### SET PROBLEM
Every entry below should be repeated exactly; the pictures should not.

### DATA FOR THE TASK
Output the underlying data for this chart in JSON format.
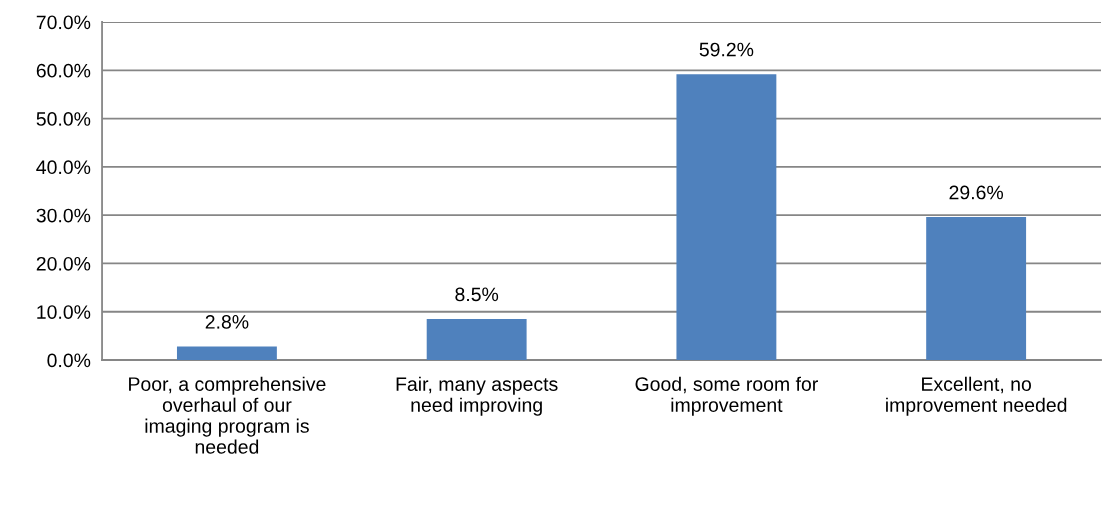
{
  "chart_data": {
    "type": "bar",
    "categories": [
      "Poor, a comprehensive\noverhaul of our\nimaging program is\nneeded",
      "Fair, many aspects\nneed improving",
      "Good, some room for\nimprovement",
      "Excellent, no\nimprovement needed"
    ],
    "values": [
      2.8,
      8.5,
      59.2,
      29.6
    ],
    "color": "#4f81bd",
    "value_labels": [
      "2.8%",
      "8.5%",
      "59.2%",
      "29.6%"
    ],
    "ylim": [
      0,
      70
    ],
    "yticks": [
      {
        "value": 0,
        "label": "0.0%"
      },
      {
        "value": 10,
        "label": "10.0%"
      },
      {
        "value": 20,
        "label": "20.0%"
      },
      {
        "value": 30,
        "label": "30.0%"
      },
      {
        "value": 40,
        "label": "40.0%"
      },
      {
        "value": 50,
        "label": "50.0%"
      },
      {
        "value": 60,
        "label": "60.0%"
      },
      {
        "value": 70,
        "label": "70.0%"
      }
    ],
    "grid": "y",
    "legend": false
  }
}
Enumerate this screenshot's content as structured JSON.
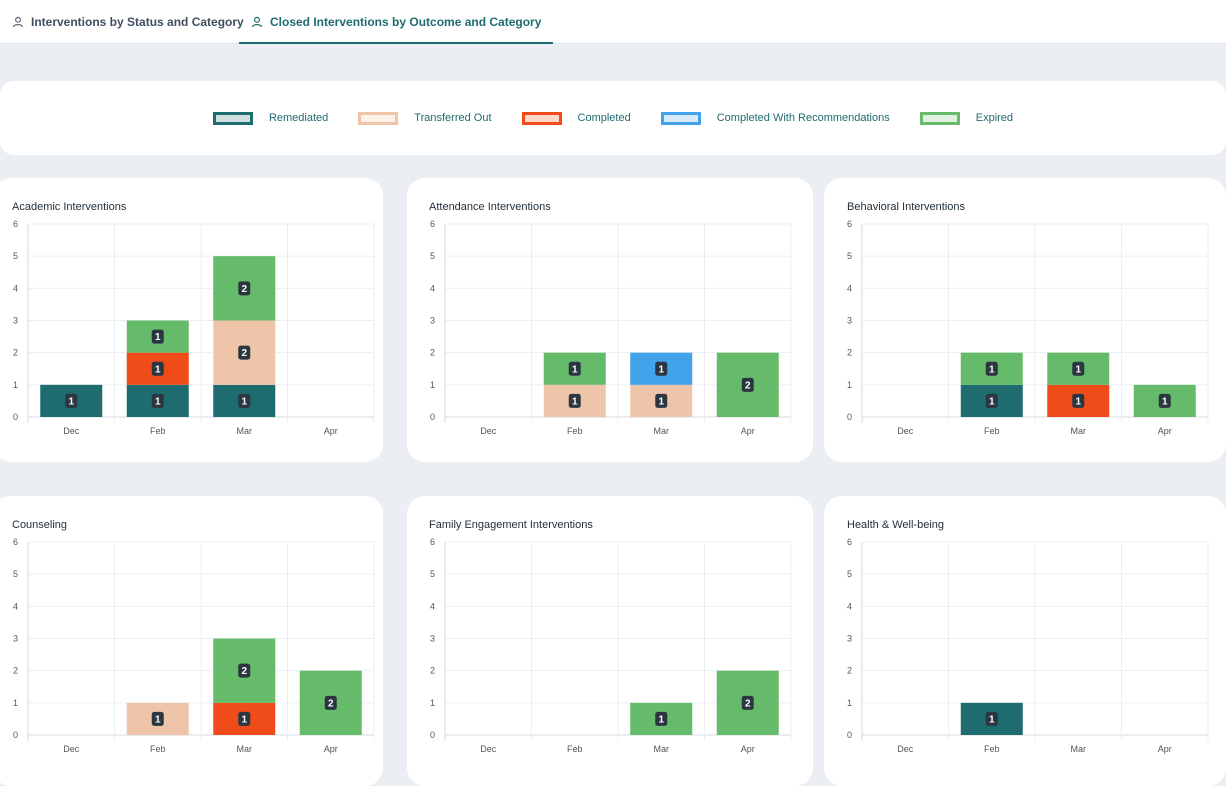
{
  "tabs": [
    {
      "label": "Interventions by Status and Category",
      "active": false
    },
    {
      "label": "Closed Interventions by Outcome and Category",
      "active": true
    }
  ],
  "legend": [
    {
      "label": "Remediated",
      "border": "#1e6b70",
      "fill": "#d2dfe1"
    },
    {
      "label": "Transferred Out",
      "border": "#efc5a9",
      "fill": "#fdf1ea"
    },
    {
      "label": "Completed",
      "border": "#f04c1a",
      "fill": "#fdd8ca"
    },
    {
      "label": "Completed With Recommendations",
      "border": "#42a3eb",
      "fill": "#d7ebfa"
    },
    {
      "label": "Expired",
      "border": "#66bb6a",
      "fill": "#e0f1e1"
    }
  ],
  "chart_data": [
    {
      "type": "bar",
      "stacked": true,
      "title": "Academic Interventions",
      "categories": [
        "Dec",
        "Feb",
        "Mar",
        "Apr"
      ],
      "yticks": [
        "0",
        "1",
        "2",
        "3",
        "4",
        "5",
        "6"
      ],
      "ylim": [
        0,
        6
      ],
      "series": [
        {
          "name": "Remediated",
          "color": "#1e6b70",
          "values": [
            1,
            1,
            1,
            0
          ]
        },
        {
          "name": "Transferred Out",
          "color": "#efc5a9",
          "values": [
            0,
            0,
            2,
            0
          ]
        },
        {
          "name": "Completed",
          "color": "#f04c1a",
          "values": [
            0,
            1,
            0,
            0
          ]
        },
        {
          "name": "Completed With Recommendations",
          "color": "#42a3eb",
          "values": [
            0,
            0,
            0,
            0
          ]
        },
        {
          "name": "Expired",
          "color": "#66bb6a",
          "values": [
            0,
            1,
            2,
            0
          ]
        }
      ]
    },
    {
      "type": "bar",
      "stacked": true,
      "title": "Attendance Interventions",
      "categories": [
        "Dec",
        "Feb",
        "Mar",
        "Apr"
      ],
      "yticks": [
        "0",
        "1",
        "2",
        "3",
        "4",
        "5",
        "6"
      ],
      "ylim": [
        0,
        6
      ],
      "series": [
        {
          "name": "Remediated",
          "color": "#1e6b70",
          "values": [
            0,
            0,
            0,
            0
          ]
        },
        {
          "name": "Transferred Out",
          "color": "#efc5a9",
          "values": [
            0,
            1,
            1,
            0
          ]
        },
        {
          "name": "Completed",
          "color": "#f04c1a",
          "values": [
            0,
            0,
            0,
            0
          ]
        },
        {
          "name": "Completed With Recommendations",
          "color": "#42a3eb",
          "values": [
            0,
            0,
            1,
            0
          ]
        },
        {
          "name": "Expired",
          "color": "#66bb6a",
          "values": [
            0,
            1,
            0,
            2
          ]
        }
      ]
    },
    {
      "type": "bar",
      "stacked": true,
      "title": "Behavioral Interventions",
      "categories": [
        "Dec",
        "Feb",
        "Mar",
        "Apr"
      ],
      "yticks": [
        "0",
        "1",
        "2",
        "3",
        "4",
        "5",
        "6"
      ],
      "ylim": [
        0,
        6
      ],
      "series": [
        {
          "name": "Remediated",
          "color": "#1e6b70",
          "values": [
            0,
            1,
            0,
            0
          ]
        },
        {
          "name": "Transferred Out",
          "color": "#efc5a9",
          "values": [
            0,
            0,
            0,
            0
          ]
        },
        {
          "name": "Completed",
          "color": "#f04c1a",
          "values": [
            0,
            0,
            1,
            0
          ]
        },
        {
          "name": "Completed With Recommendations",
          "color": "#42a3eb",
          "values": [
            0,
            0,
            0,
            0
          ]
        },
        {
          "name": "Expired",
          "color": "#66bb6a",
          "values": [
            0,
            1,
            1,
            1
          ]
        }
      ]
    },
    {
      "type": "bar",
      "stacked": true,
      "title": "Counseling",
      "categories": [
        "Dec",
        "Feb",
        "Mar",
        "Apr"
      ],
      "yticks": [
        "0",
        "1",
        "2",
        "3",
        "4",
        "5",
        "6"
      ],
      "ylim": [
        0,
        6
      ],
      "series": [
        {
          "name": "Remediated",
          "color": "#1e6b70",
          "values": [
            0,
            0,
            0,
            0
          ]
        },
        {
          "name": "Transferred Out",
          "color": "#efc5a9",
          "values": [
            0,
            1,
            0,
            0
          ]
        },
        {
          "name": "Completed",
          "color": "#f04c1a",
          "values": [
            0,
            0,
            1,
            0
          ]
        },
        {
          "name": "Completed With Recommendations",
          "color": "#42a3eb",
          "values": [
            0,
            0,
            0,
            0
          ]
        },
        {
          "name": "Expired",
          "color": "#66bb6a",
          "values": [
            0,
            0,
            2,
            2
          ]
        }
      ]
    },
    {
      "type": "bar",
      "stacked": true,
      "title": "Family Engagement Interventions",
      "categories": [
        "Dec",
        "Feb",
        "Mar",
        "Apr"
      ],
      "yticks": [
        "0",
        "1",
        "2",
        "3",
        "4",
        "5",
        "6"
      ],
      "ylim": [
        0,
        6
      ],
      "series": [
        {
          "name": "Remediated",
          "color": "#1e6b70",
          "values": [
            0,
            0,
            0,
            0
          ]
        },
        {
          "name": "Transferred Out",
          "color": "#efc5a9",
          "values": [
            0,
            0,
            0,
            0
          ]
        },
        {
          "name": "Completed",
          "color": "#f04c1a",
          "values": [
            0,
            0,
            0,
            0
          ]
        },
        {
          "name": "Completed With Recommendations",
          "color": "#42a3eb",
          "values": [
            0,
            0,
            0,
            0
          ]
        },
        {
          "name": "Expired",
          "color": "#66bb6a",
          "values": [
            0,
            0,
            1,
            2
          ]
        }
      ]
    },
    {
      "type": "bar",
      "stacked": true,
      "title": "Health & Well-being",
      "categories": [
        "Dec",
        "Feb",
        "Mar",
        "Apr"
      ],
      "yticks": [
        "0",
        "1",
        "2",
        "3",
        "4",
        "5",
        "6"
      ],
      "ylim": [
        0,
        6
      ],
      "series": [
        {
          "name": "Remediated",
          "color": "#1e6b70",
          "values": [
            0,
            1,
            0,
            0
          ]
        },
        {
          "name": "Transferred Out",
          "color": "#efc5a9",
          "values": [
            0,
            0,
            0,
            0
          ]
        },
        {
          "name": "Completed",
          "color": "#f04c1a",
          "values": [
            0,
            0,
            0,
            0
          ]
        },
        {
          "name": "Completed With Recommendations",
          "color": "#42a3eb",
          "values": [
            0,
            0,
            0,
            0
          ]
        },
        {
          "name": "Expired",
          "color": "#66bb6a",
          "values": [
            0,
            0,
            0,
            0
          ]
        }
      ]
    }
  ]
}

### WRITTEN ANSWER
Output the underlying data for this chart in JSON format.
{
  "chart_data": {
    "type": "bar",
    "categories": [
      "Poor, a comprehensive\noverhaul of our\nimaging program is\nneeded",
      "Fair, many aspects\nneed improving",
      "Good, some room for\nimprovement",
      "Excellent, no\nimprovement needed"
    ],
    "values": [
      2.8,
      8.5,
      59.2,
      29.6
    ],
    "color": "#4f81bd",
    "value_labels": [
      "2.8%",
      "8.5%",
      "59.2%",
      "29.6%"
    ],
    "ylim": [
      0,
      70
    ],
    "yticks": [
      {
        "value": 0,
        "label": "0.0%"
      },
      {
        "value": 10,
        "label": "10.0%"
      },
      {
        "value": 20,
        "label": "20.0%"
      },
      {
        "value": 30,
        "label": "30.0%"
      },
      {
        "value": 40,
        "label": "40.0%"
      },
      {
        "value": 50,
        "label": "50.0%"
      },
      {
        "value": 60,
        "label": "60.0%"
      },
      {
        "value": 70,
        "label": "70.0%"
      }
    ],
    "grid": "y",
    "legend": false
  }
}
Enumerate this screenshot's content as structured JSON.
{
  "tabs": [
    {
      "label": "Interventions by Status and Category",
      "active": false
    },
    {
      "label": "Closed Interventions by Outcome and Category",
      "active": true
    }
  ],
  "legend": [
    {
      "label": "Remediated",
      "border": "#1e6b70",
      "fill": "#d2dfe1"
    },
    {
      "label": "Transferred Out",
      "border": "#efc5a9",
      "fill": "#fdf1ea"
    },
    {
      "label": "Completed",
      "border": "#f04c1a",
      "fill": "#fdd8ca"
    },
    {
      "label": "Completed With Recommendations",
      "border": "#42a3eb",
      "fill": "#d7ebfa"
    },
    {
      "label": "Expired",
      "border": "#66bb6a",
      "fill": "#e0f1e1"
    }
  ],
  "chart_data": [
    {
      "type": "bar",
      "stacked": true,
      "title": "Academic Interventions",
      "categories": [
        "Dec",
        "Feb",
        "Mar",
        "Apr"
      ],
      "yticks": [
        "0",
        "1",
        "2",
        "3",
        "4",
        "5",
        "6"
      ],
      "ylim": [
        0,
        6
      ],
      "series": [
        {
          "name": "Remediated",
          "color": "#1e6b70",
          "values": [
            1,
            1,
            1,
            0
          ]
        },
        {
          "name": "Transferred Out",
          "color": "#efc5a9",
          "values": [
            0,
            0,
            2,
            0
          ]
        },
        {
          "name": "Completed",
          "color": "#f04c1a",
          "values": [
            0,
            1,
            0,
            0
          ]
        },
        {
          "name": "Completed With Recommendations",
          "color": "#42a3eb",
          "values": [
            0,
            0,
            0,
            0
          ]
        },
        {
          "name": "Expired",
          "color": "#66bb6a",
          "values": [
            0,
            1,
            2,
            0
          ]
        }
      ]
    },
    {
      "type": "bar",
      "stacked": true,
      "title": "Attendance Interventions",
      "categories": [
        "Dec",
        "Feb",
        "Mar",
        "Apr"
      ],
      "yticks": [
        "0",
        "1",
        "2",
        "3",
        "4",
        "5",
        "6"
      ],
      "ylim": [
        0,
        6
      ],
      "series": [
        {
          "name": "Remediated",
          "color": "#1e6b70",
          "values": [
            0,
            0,
            0,
            0
          ]
        },
        {
          "name": "Transferred Out",
          "color": "#efc5a9",
          "values": [
            0,
            1,
            1,
            0
          ]
        },
        {
          "name": "Completed",
          "color": "#f04c1a",
          "values": [
            0,
            0,
            0,
            0
          ]
        },
        {
          "name": "Completed With Recommendations",
          "color": "#42a3eb",
          "values": [
            0,
            0,
            1,
            0
          ]
        },
        {
          "name": "Expired",
          "color": "#66bb6a",
          "values": [
            0,
            1,
            0,
            2
          ]
        }
      ]
    },
    {
      "type": "bar",
      "stacked": true,
      "title": "Behavioral Interventions",
      "categories": [
        "Dec",
        "Feb",
        "Mar",
        "Apr"
      ],
      "yticks": [
        "0",
        "1",
        "2",
        "3",
        "4",
        "5",
        "6"
      ],
      "ylim": [
        0,
        6
      ],
      "series": [
        {
          "name": "Remediated",
          "color": "#1e6b70",
          "values": [
            0,
            1,
            0,
            0
          ]
        },
        {
          "name": "Transferred Out",
          "color": "#efc5a9",
          "values": [
            0,
            0,
            0,
            0
          ]
        },
        {
          "name": "Completed",
          "color": "#f04c1a",
          "values": [
            0,
            0,
            1,
            0
          ]
        },
        {
          "name": "Completed With Recommendations",
          "color": "#42a3eb",
          "values": [
            0,
            0,
            0,
            0
          ]
        },
        {
          "name": "Expired",
          "color": "#66bb6a",
          "values": [
            0,
            1,
            1,
            1
          ]
        }
      ]
    },
    {
      "type": "bar",
      "stacked": true,
      "title": "Counseling",
      "categories": [
        "Dec",
        "Feb",
        "Mar",
        "Apr"
      ],
      "yticks": [
        "0",
        "1",
        "2",
        "3",
        "4",
        "5",
        "6"
      ],
      "ylim": [
        0,
        6
      ],
      "series": [
        {
          "name": "Remediated",
          "color": "#1e6b70",
          "values": [
            0,
            0,
            0,
            0
          ]
        },
        {
          "name": "Transferred Out",
          "color": "#efc5a9",
          "values": [
            0,
            1,
            0,
            0
          ]
        },
        {
          "name": "Completed",
          "color": "#f04c1a",
          "values": [
            0,
            0,
            1,
            0
          ]
        },
        {
          "name": "Completed With Recommendations",
          "color": "#42a3eb",
          "values": [
            0,
            0,
            0,
            0
          ]
        },
        {
          "name": "Expired",
          "color": "#66bb6a",
          "values": [
            0,
            0,
            2,
            2
          ]
        }
      ]
    },
    {
      "type": "bar",
      "stacked": true,
      "title": "Family Engagement Interventions",
      "categories": [
        "Dec",
        "Feb",
        "Mar",
        "Apr"
      ],
      "yticks": [
        "0",
        "1",
        "2",
        "3",
        "4",
        "5",
        "6"
      ],
      "ylim": [
        0,
        6
      ],
      "series": [
        {
          "name": "Remediated",
          "color": "#1e6b70",
          "values": [
            0,
            0,
            0,
            0
          ]
        },
        {
          "name": "Transferred Out",
          "color": "#efc5a9",
          "values": [
            0,
            0,
            0,
            0
          ]
        },
        {
          "name": "Completed",
          "color": "#f04c1a",
          "values": [
            0,
            0,
            0,
            0
          ]
        },
        {
          "name": "Completed With Recommendations",
          "color": "#42a3eb",
          "values": [
            0,
            0,
            0,
            0
          ]
        },
        {
          "name": "Expired",
          "color": "#66bb6a",
          "values": [
            0,
            0,
            1,
            2
          ]
        }
      ]
    },
    {
      "type": "bar",
      "stacked": true,
      "title": "Health & Well-being",
      "categories": [
        "Dec",
        "Feb",
        "Mar",
        "Apr"
      ],
      "yticks": [
        "0",
        "1",
        "2",
        "3",
        "4",
        "5",
        "6"
      ],
      "ylim": [
        0,
        6
      ],
      "series": [
        {
          "name": "Remediated",
          "color": "#1e6b70",
          "values": [
            0,
            1,
            0,
            0
          ]
        },
        {
          "name": "Transferred Out",
          "color": "#efc5a9",
          "values": [
            0,
            0,
            0,
            0
          ]
        },
        {
          "name": "Completed",
          "color": "#f04c1a",
          "values": [
            0,
            0,
            0,
            0
          ]
        },
        {
          "name": "Completed With Recommendations",
          "color": "#42a3eb",
          "values": [
            0,
            0,
            0,
            0
          ]
        },
        {
          "name": "Expired",
          "color": "#66bb6a",
          "values": [
            0,
            0,
            0,
            0
          ]
        }
      ]
    }
  ]
}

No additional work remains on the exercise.